- [Information given]
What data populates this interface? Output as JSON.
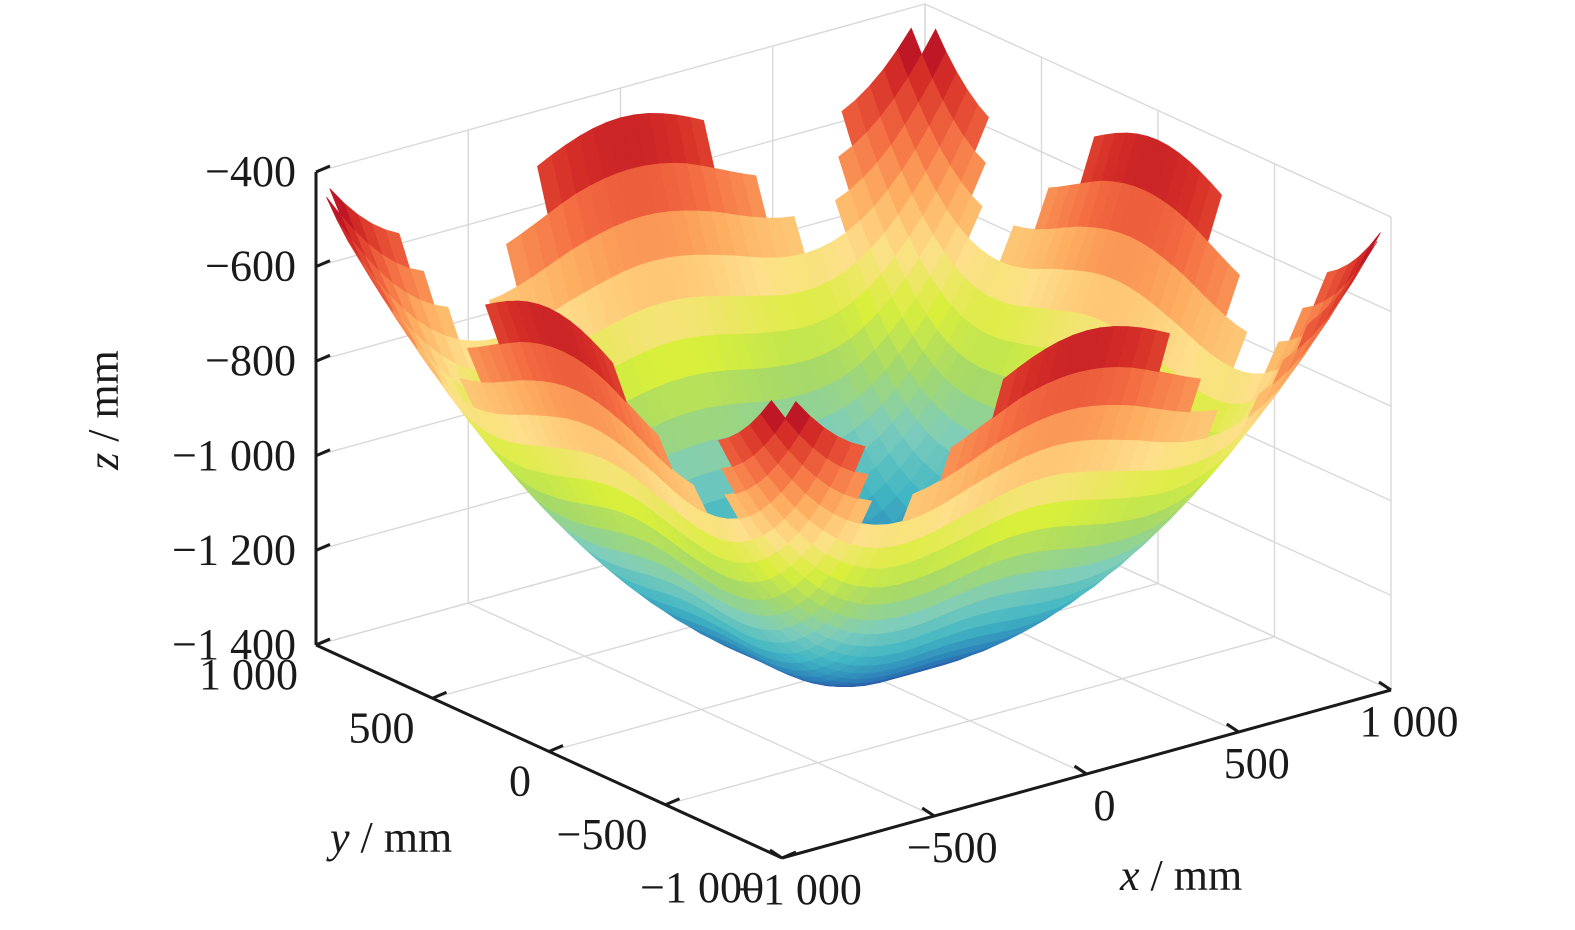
{
  "chart_data": {
    "type": "surface3d",
    "title": "",
    "xlabel": {
      "var": "x",
      "unit": " / mm"
    },
    "ylabel": {
      "var": "y",
      "unit": " / mm"
    },
    "zlabel": {
      "var": "z",
      "unit": " / mm"
    },
    "xlim": [
      -1000,
      1000
    ],
    "ylim": [
      -1000,
      1000
    ],
    "zlim": [
      -1400,
      -400
    ],
    "x_ticks": [
      -1000,
      -500,
      0,
      500,
      1000
    ],
    "y_ticks": [
      -1000,
      -500,
      0,
      500,
      1000
    ],
    "z_ticks": [
      -400,
      -600,
      -800,
      -1000,
      -1200,
      -1400
    ],
    "x_tick_labels": [
      "−1 000",
      "−500",
      "0",
      "500",
      "1 000"
    ],
    "y_tick_labels": [
      "−1 000",
      "−500",
      "0",
      "500",
      "1 000"
    ],
    "z_tick_labels": [
      "−400",
      "−600",
      "−800",
      "−1 000",
      "−1 200",
      "−1 400"
    ],
    "grid": true,
    "colormap": [
      "#253494",
      "#2c7fb8",
      "#41b6c4",
      "#7fcdbb",
      "#a6d96a",
      "#d9ef3b",
      "#fee08b",
      "#fdae61",
      "#f46d43",
      "#d73027",
      "#a50026"
    ],
    "surface": {
      "domain_radius": 1000,
      "center_depth": -1400,
      "edge_depth": -900,
      "corner_peak": -440,
      "bowl_centers": [
        [
          650,
          0
        ],
        [
          -650,
          0
        ],
        [
          0,
          650
        ],
        [
          0,
          -650
        ]
      ],
      "bowl_depth": -910
    }
  }
}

- [What you will do] The records above are to be quoted exactly, with all pictures left out.

- [Problem solution]
What data populates this interface? Output as JSON.
{
  "chart_data": {
    "type": "surface3d",
    "title": "",
    "xlabel": {
      "var": "x",
      "unit": " / mm"
    },
    "ylabel": {
      "var": "y",
      "unit": " / mm"
    },
    "zlabel": {
      "var": "z",
      "unit": " / mm"
    },
    "xlim": [
      -1000,
      1000
    ],
    "ylim": [
      -1000,
      1000
    ],
    "zlim": [
      -1400,
      -400
    ],
    "x_ticks": [
      -1000,
      -500,
      0,
      500,
      1000
    ],
    "y_ticks": [
      -1000,
      -500,
      0,
      500,
      1000
    ],
    "z_ticks": [
      -400,
      -600,
      -800,
      -1000,
      -1200,
      -1400
    ],
    "x_tick_labels": [
      "−1 000",
      "−500",
      "0",
      "500",
      "1 000"
    ],
    "y_tick_labels": [
      "−1 000",
      "−500",
      "0",
      "500",
      "1 000"
    ],
    "z_tick_labels": [
      "−400",
      "−600",
      "−800",
      "−1 000",
      "−1 200",
      "−1 400"
    ],
    "grid": true,
    "colormap": [
      "#253494",
      "#2c7fb8",
      "#41b6c4",
      "#7fcdbb",
      "#a6d96a",
      "#d9ef3b",
      "#fee08b",
      "#fdae61",
      "#f46d43",
      "#d73027",
      "#a50026"
    ],
    "surface": {
      "domain_radius": 1000,
      "center_depth": -1400,
      "edge_depth": -900,
      "corner_peak": -440,
      "bowl_centers": [
        [
          650,
          0
        ],
        [
          -650,
          0
        ],
        [
          0,
          650
        ],
        [
          0,
          -650
        ]
      ],
      "bowl_depth": -910
    }
  }
}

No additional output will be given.